§ **STATED EXERCISE**: Go through each line of the records below and count those with the word "входящего". Give only the count.
☆ ☆ ☆ ☆ ☆
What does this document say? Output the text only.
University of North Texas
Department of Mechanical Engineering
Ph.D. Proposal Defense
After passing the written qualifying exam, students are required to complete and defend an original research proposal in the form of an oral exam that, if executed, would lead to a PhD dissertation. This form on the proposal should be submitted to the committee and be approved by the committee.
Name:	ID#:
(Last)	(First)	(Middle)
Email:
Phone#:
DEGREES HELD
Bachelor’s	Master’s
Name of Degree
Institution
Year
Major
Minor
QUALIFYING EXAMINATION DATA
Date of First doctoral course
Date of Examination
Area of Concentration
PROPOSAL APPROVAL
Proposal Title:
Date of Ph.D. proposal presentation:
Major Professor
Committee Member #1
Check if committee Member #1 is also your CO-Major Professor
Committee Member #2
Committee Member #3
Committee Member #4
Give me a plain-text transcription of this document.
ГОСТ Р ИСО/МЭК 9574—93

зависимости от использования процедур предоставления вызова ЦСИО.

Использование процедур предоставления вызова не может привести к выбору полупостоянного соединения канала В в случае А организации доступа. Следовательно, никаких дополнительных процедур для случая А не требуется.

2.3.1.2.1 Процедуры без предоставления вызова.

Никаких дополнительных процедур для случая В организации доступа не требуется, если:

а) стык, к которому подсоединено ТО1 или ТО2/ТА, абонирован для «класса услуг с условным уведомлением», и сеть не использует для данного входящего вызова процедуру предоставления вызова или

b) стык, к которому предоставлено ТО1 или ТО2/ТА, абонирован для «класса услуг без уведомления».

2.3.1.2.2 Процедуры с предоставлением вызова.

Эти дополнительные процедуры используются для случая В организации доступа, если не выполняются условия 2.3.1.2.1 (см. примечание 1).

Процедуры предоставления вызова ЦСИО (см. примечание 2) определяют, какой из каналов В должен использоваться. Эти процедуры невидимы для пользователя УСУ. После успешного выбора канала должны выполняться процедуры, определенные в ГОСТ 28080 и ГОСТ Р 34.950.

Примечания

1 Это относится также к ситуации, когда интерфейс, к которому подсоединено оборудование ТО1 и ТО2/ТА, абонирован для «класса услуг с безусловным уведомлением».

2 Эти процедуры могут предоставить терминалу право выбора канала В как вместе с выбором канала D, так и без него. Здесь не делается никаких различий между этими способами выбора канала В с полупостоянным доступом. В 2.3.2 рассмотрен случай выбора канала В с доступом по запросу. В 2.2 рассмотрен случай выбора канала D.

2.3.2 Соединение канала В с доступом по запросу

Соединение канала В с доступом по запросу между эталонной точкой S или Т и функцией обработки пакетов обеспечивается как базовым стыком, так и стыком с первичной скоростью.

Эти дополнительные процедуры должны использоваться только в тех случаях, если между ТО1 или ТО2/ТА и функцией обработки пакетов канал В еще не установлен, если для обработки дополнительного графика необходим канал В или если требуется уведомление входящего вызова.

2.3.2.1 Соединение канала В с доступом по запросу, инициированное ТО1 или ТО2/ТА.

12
☆ ☆ ☆ ☆ ☆
§ **WRITTEN SOLUTION**: 2